- Task to complete -
Every record below should be printed exactly as it appears.
[Start Records for this exercise]
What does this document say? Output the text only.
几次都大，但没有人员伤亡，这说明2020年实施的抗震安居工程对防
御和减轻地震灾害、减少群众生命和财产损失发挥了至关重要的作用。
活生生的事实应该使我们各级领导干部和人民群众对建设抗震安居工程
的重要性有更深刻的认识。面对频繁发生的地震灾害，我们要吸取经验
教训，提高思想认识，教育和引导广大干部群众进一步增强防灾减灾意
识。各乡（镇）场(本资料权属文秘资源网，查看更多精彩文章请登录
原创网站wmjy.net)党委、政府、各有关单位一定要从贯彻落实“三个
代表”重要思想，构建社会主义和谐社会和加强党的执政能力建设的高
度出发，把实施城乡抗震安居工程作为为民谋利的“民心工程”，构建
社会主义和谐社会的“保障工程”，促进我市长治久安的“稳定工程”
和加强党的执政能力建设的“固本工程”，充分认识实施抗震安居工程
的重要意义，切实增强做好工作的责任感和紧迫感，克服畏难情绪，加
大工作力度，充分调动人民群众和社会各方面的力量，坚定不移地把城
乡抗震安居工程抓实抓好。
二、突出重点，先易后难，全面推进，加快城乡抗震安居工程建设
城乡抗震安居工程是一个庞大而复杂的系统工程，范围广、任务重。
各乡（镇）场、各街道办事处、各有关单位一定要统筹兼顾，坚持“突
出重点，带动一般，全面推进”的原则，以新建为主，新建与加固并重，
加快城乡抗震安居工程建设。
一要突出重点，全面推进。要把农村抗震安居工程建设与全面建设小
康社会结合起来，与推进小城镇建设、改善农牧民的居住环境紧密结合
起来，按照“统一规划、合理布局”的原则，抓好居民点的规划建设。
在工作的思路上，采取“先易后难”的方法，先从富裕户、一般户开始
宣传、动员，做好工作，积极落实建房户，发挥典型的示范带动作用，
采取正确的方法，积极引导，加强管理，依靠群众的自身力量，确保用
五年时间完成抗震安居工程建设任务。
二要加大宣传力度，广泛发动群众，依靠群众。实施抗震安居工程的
[End Records for this exercise]
- Reply -
What does this document say? Output the text only.
几次都大，但没有人员伤亡，这说明2020年实施的抗震安居工程对防
御和减轻地震灾害、减少群众生命和财产损失发挥了至关重要的作用。
活生生的事实应该使我们各级领导干部和人民群众对建设抗震安居工程
的重要性有更深刻的认识。面对频繁发生的地震灾害，我们要吸取经验
教训，提高思想认识，教育和引导广大干部群众进一步增强防灾减灾意
识。各乡（镇）场(本资料权属文秘资源网，查看更多精彩文章请登录
原创网站wmjy.net)党委、政府、各有关单位一定要从贯彻落实“三个
代表”重要思想，构建社会主义和谐社会和加强党的执政能力建设的高
度出发，把实施城乡抗震安居工程作为为民谋利的“民心工程”，构建
社会主义和谐社会的“保障工程”，促进我市长治久安的“稳定工程”
和加强党的执政能力建设的“固本工程”，充分认识实施抗震安居工程
的重要意义，切实增强做好工作的责任感和紧迫感，克服畏难情绪，加
大工作力度，充分调动人民群众和社会各方面的力量，坚定不移地把城
乡抗震安居工程抓实抓好。
二、突出重点，先易后难，全面推进，加快城乡抗震安居工程建设
城乡抗震安居工程是一个庞大而复杂的系统工程，范围广、任务重。
各乡（镇）场、各街道办事处、各有关单位一定要统筹兼顾，坚持“突
出重点，带动一般，全面推进”的原则，以新建为主，新建与加固并重，
加快城乡抗震安居工程建设。
一要突出重点，全面推进。要把农村抗震安居工程建设与全面建设小
康社会结合起来，与推进小城镇建设、改善农牧民的居住环境紧密结合
起来，按照“统一规划、合理布局”的原则，抓好居民点的规划建设。
在工作的思路上，采取“先易后难”的方法，先从富裕户、一般户开始
宣传、动员，做好工作，积极落实建房户，发挥典型的示范带动作用，
采取正确的方法，积极引导，加强管理，依靠群众的自身力量，确保用
五年时间完成抗震安居工程建设任务。
二要加大宣传力度，广泛发动群众，依靠群众。实施抗震安居工程的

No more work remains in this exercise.